◆ Job ◆
Every line with the word "государственного" in it should be extracted from the data that follows.

◆ Records provided ◆

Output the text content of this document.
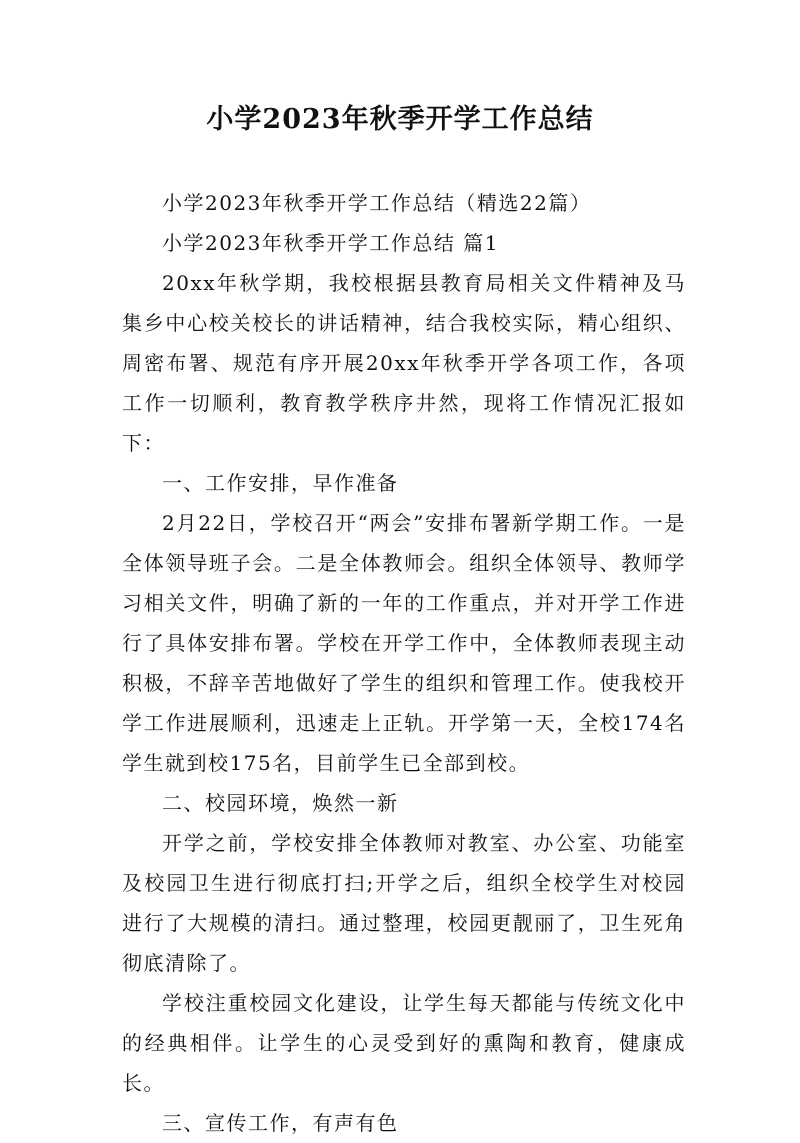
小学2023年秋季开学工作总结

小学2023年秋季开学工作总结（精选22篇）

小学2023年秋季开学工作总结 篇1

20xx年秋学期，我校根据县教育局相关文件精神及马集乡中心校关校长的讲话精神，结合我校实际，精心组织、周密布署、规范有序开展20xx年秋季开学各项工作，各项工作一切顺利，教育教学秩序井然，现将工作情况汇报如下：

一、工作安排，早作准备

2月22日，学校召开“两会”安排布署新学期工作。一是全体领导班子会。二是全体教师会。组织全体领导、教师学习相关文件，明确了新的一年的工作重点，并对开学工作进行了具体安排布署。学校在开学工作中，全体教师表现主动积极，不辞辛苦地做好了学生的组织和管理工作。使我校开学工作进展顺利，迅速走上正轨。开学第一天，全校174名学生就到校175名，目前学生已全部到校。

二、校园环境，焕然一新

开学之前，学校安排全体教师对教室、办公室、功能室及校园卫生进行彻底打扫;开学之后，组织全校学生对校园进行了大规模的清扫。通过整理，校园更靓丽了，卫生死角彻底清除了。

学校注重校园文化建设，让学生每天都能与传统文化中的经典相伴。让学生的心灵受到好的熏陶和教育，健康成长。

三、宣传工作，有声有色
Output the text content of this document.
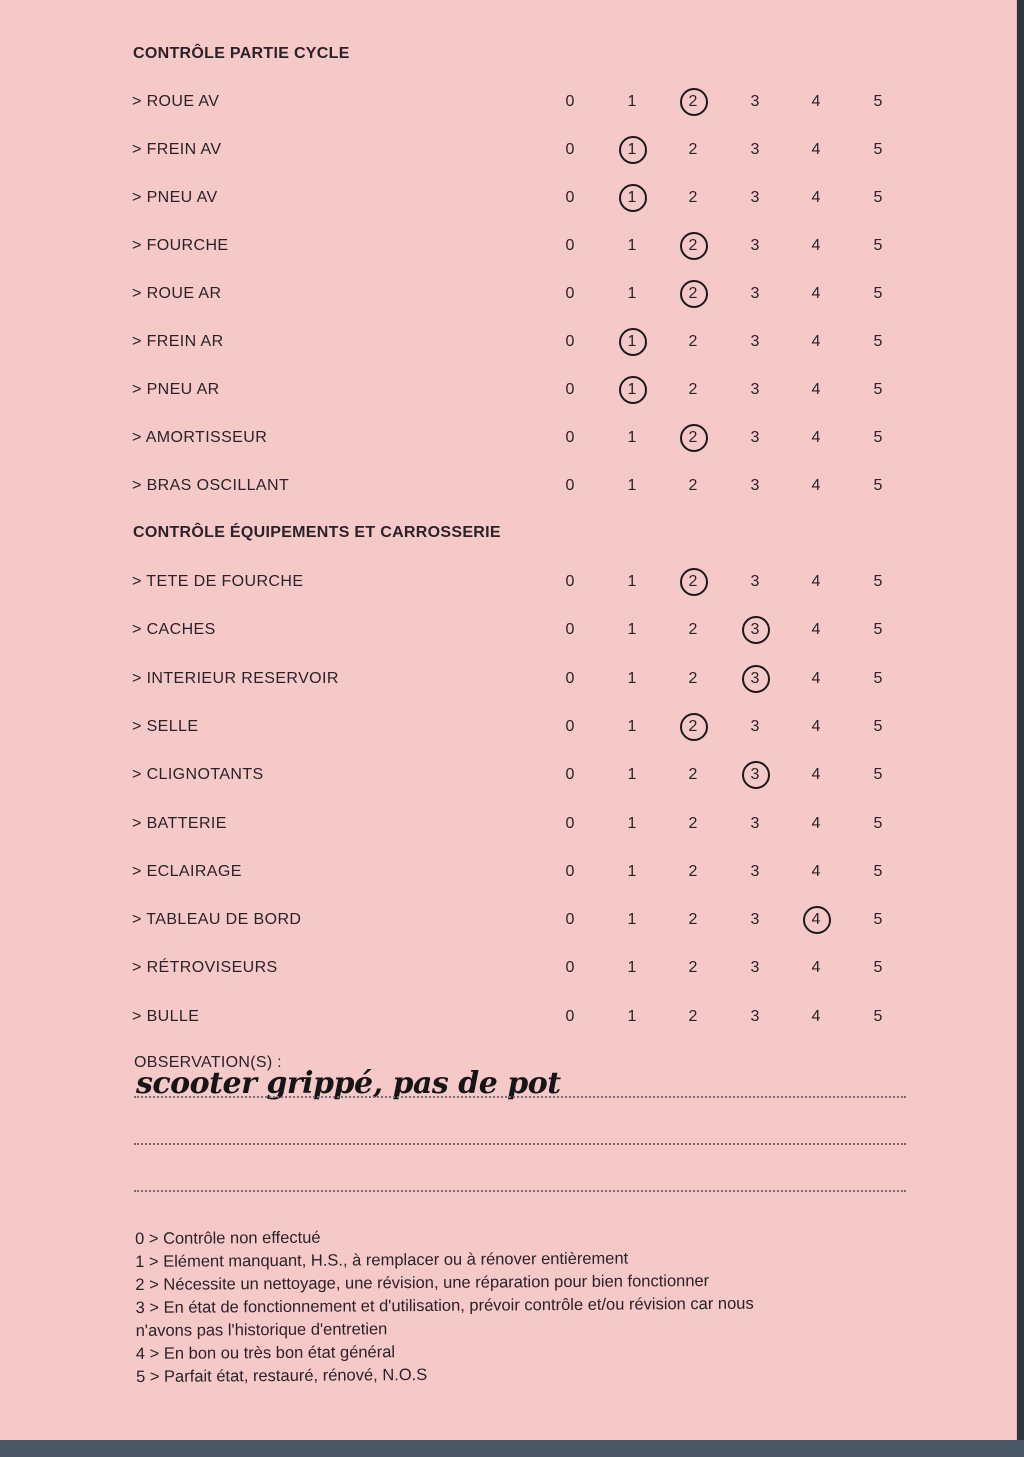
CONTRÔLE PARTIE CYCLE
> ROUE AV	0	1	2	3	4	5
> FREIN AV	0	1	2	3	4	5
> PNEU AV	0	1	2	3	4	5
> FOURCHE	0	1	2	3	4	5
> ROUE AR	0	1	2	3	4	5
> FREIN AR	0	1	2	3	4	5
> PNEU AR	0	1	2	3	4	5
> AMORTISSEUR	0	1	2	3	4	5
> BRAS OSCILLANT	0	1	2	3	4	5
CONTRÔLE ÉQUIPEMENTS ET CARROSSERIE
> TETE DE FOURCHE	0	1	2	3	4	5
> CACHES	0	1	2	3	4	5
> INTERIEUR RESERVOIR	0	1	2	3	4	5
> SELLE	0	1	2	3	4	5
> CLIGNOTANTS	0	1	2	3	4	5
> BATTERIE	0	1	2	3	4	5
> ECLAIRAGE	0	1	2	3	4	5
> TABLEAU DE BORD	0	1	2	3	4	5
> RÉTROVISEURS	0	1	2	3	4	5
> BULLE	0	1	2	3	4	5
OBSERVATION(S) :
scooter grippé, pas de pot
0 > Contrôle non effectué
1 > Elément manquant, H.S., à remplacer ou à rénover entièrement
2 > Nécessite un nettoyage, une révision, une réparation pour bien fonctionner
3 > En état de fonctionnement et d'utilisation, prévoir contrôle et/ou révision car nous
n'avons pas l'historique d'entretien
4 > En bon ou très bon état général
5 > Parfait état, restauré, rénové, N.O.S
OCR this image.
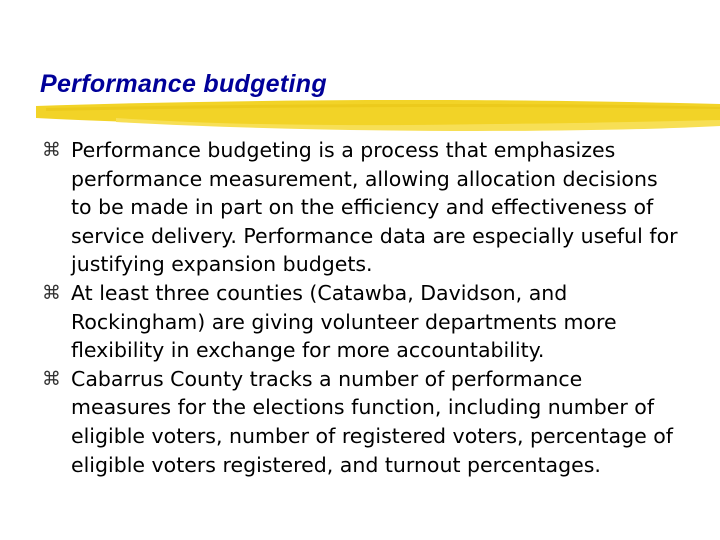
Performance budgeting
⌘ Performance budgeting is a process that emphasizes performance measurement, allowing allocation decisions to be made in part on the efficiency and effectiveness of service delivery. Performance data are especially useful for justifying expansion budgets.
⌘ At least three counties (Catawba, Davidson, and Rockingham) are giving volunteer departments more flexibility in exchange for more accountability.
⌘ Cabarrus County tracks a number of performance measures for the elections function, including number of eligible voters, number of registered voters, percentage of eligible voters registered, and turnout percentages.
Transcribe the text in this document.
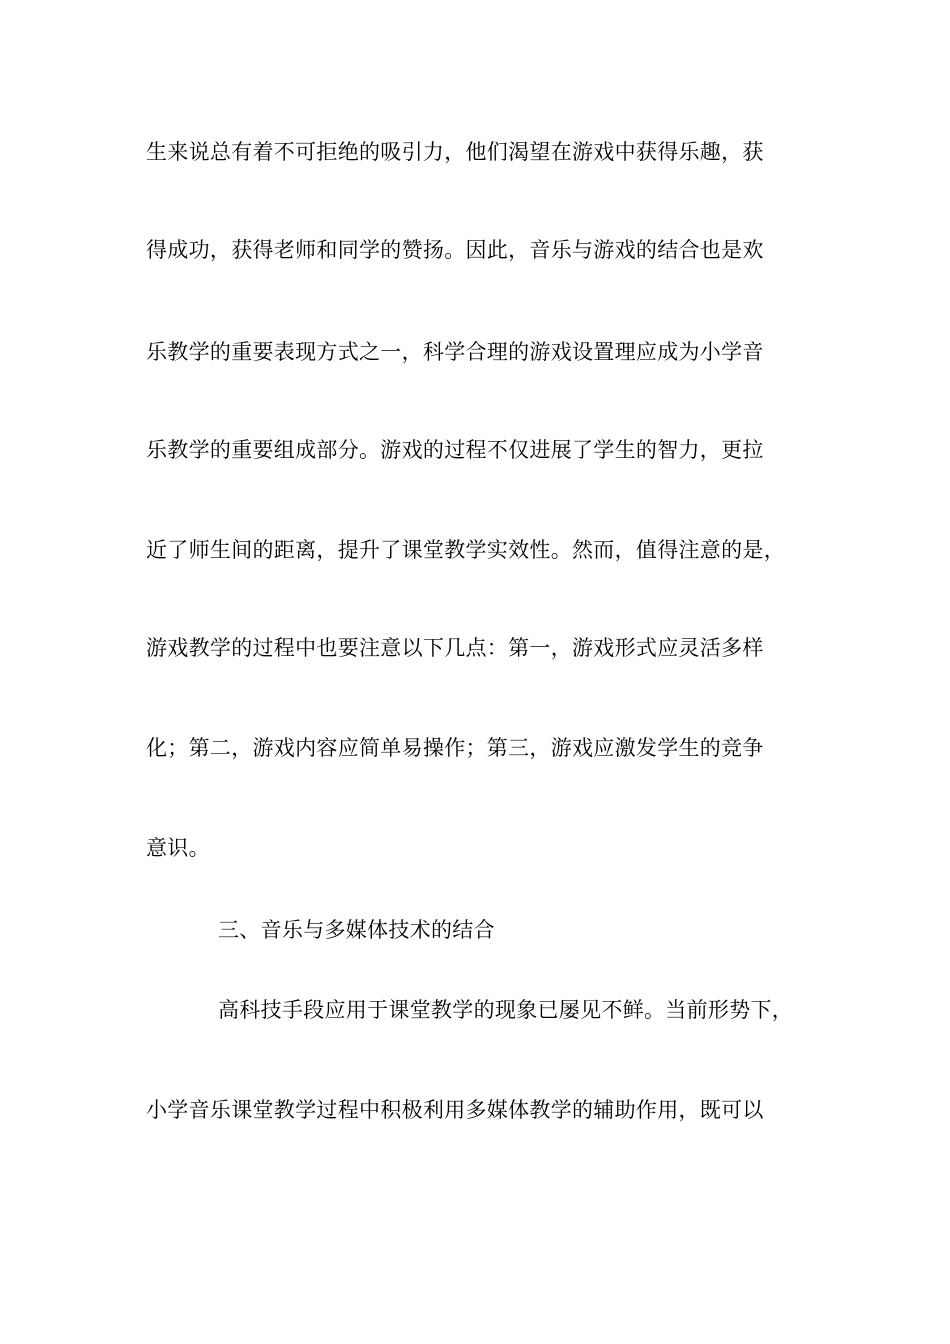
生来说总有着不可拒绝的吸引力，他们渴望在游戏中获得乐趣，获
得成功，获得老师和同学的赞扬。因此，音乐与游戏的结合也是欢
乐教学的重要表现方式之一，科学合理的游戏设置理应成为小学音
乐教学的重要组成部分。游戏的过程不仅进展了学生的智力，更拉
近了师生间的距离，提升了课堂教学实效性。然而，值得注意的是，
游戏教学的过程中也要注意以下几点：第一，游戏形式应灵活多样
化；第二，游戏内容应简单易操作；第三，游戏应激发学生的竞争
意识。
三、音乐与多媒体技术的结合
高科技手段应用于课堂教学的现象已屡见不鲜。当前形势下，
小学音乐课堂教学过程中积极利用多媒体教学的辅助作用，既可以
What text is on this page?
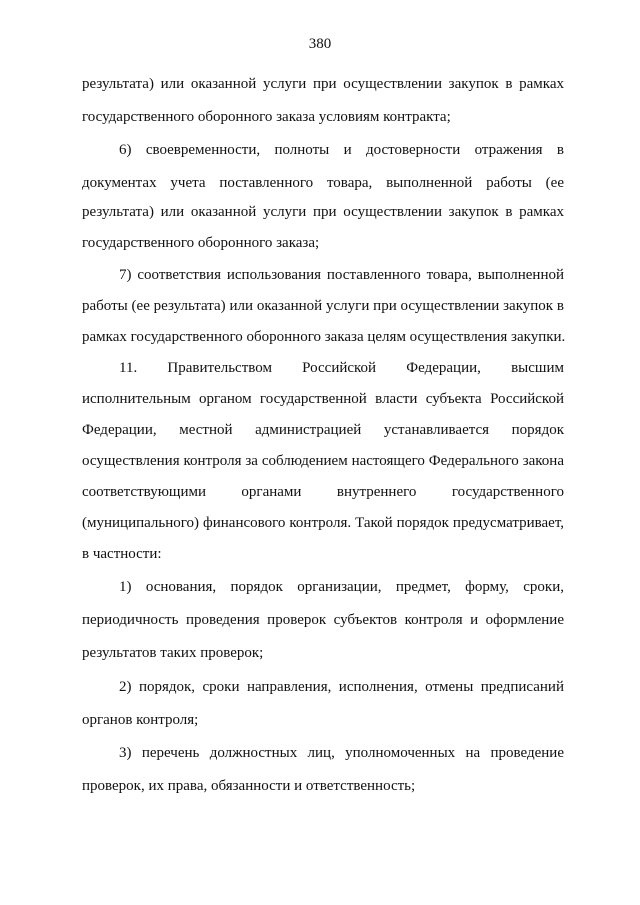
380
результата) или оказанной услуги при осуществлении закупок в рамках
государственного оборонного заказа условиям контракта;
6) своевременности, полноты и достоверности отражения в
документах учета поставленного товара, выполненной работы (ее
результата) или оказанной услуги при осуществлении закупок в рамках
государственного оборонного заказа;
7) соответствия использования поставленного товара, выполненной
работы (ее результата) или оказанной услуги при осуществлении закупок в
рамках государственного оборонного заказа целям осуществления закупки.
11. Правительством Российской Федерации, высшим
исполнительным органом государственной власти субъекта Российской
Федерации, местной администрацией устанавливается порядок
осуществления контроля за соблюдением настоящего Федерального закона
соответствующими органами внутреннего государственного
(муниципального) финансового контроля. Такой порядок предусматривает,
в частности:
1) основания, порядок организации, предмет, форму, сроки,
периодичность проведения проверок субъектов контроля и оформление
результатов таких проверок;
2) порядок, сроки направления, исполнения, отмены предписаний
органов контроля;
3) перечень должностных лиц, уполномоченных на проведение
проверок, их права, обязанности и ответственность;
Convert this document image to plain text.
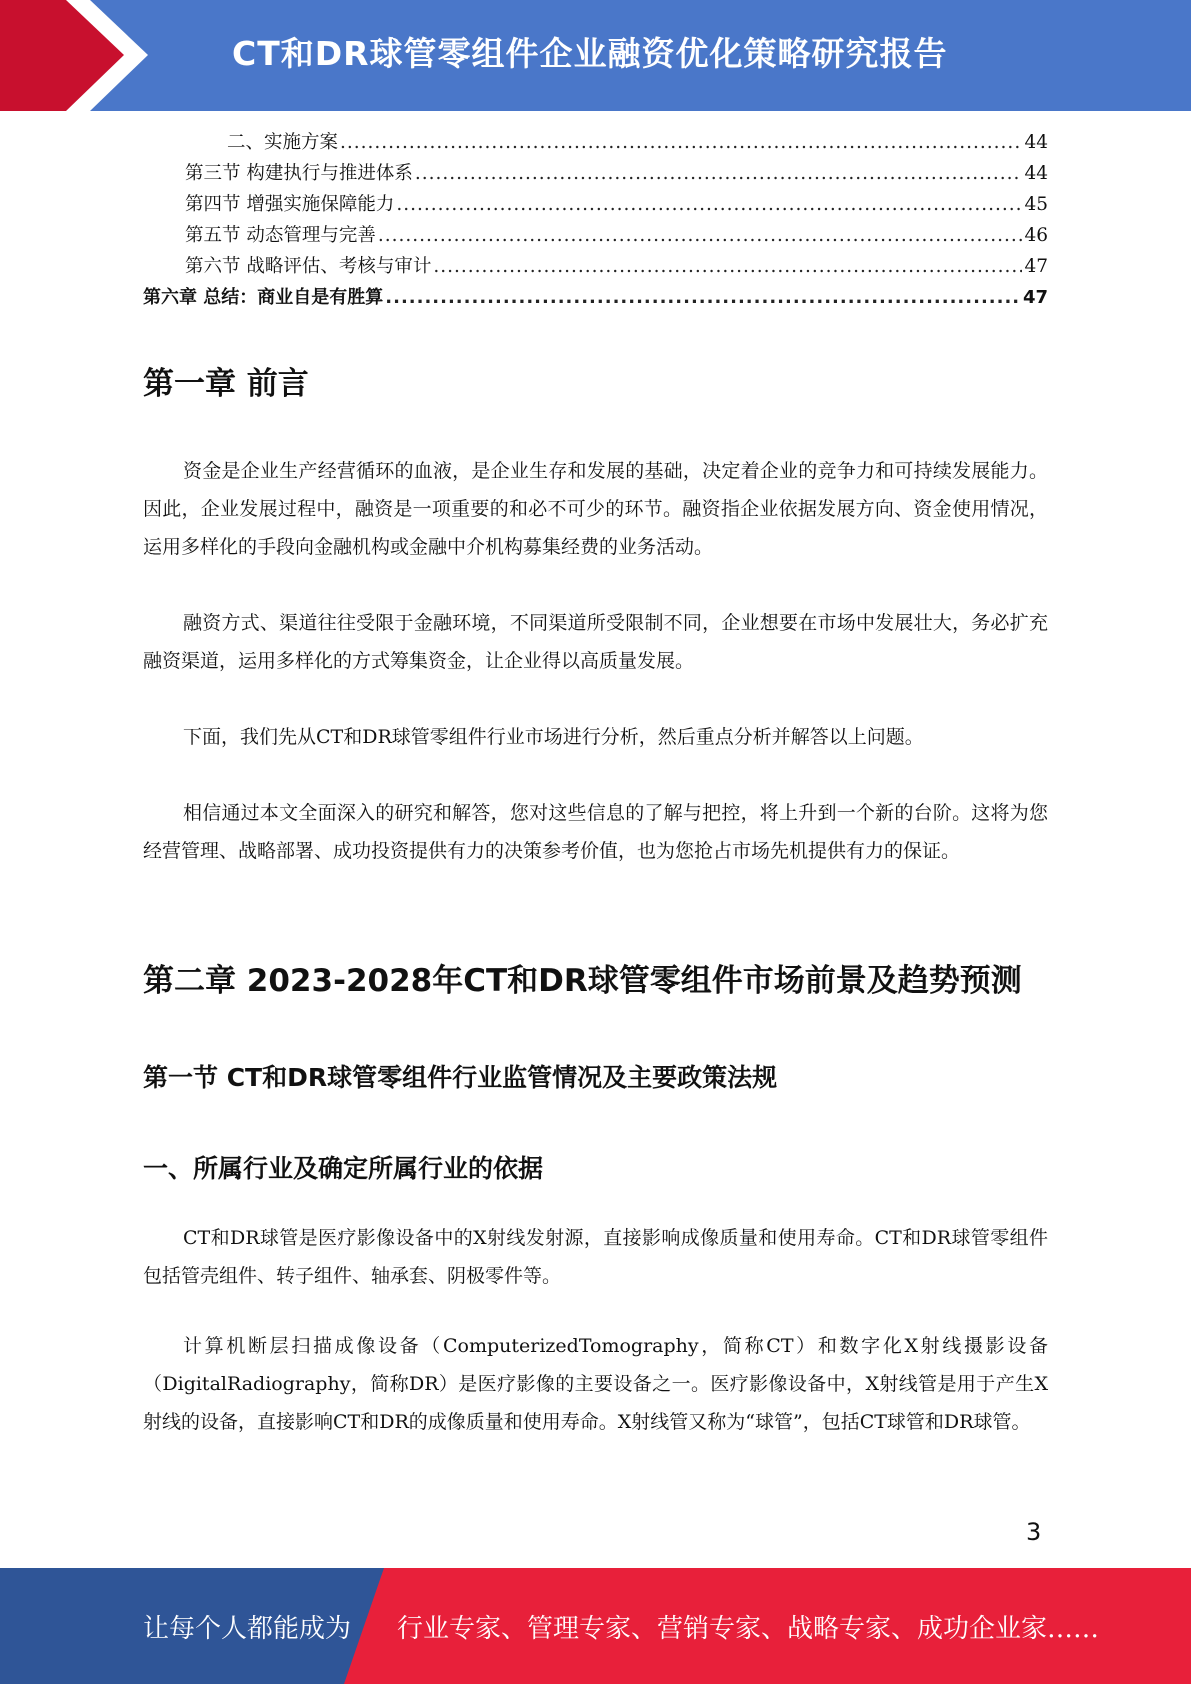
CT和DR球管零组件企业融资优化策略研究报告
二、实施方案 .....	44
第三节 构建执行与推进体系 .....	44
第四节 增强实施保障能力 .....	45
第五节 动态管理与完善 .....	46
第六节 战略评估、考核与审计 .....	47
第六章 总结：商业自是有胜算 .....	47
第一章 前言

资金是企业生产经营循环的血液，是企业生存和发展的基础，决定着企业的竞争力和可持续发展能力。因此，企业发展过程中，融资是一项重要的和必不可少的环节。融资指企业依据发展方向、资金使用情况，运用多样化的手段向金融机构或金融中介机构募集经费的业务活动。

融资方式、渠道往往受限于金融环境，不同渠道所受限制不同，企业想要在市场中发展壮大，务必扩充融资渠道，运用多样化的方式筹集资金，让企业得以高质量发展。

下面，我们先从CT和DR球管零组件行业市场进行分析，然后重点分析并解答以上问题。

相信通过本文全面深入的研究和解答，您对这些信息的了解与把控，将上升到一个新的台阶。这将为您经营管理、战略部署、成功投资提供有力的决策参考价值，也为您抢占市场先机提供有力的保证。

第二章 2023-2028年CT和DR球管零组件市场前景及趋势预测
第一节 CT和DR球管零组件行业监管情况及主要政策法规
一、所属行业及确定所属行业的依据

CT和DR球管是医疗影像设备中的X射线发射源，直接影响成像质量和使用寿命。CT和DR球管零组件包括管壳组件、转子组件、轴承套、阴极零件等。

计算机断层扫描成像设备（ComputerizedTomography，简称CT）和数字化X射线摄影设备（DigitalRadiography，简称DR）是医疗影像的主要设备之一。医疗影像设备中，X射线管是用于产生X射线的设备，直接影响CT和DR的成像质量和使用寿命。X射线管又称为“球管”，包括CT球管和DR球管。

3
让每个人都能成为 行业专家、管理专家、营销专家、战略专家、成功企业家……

◆ The completed task ◆
государственного оборонного заказа условиям контракта;
государственного оборонного заказа;
рамках государственного оборонного заказа целям осуществления закупки.
соответствующими органами внутреннего государственного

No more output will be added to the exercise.